Set down each entry from the block beneath, exactly as written.

Records about charts and figures
_ _ _

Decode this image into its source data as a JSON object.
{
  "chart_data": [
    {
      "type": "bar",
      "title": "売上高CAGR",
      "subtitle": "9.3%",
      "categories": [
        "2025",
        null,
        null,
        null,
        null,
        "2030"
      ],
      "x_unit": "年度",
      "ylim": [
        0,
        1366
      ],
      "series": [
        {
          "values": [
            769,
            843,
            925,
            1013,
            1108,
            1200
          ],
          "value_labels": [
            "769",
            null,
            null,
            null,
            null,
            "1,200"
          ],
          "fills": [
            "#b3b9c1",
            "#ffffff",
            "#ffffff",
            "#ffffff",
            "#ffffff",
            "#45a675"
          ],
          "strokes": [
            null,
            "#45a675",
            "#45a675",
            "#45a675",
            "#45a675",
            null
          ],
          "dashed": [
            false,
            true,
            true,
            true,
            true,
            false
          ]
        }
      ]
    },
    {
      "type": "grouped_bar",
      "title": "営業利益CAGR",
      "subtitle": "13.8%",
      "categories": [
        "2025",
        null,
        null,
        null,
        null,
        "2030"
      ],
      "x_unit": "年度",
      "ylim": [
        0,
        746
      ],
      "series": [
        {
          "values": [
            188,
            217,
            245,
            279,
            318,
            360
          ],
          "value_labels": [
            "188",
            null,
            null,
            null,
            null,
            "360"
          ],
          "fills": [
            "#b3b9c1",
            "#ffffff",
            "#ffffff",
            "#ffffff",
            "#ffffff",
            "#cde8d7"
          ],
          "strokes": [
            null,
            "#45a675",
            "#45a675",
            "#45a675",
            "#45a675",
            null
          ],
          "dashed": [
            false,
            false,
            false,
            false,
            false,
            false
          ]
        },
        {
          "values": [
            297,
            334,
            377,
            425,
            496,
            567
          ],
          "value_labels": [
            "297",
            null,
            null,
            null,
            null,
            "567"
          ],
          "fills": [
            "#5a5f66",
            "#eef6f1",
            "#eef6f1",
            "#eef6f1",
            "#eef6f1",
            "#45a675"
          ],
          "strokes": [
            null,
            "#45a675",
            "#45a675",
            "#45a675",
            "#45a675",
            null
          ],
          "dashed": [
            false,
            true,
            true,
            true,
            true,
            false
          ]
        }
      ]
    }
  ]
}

_ _ _

== EXPECTED OUTPUT ==
Decode this image into its source data as a JSON object.
{
  "chart_data": [
    {
      "type": "bar",
      "title": "売上高CAGR",
      "subtitle": "9.3%",
      "categories": [
        "2025",
        null,
        null,
        null,
        null,
        "2030"
      ],
      "x_unit": "年度",
      "ylim": [
        0,
        1366
      ],
      "series": [
        {
          "values": [
            769,
            843,
            925,
            1013,
            1108,
            1200
          ],
          "value_labels": [
            "769",
            null,
            null,
            null,
            null,
            "1,200"
          ],
          "fills": [
            "#b3b9c1",
            "#ffffff",
            "#ffffff",
            "#ffffff",
            "#ffffff",
            "#45a675"
          ],
          "strokes": [
            null,
            "#45a675",
            "#45a675",
            "#45a675",
            "#45a675",
            null
          ],
          "dashed": [
            false,
            true,
            true,
            true,
            true,
            false
          ]
        }
      ]
    },
    {
      "type": "grouped_bar",
      "title": "営業利益CAGR",
      "subtitle": "13.8%",
      "categories": [
        "2025",
        null,
        null,
        null,
        null,
        "2030"
      ],
      "x_unit": "年度",
      "ylim": [
        0,
        746
      ],
      "series": [
        {
          "values": [
            188,
            217,
            245,
            279,
            318,
            360
          ],
          "value_labels": [
            "188",
            null,
            null,
            null,
            null,
            "360"
          ],
          "fills": [
            "#b3b9c1",
            "#ffffff",
            "#ffffff",
            "#ffffff",
            "#ffffff",
            "#cde8d7"
          ],
          "strokes": [
            null,
            "#45a675",
            "#45a675",
            "#45a675",
            "#45a675",
            null
          ],
          "dashed": [
            false,
            false,
            false,
            false,
            false,
            false
          ]
        },
        {
          "values": [
            297,
            334,
            377,
            425,
            496,
            567
          ],
          "value_labels": [
            "297",
            null,
            null,
            null,
            null,
            "567"
          ],
          "fills": [
            "#5a5f66",
            "#eef6f1",
            "#eef6f1",
            "#eef6f1",
            "#eef6f1",
            "#45a675"
          ],
          "strokes": [
            null,
            "#45a675",
            "#45a675",
            "#45a675",
            "#45a675",
            null
          ],
          "dashed": [
            false,
            true,
            true,
            true,
            true,
            false
          ]
        }
      ]
    }
  ]
}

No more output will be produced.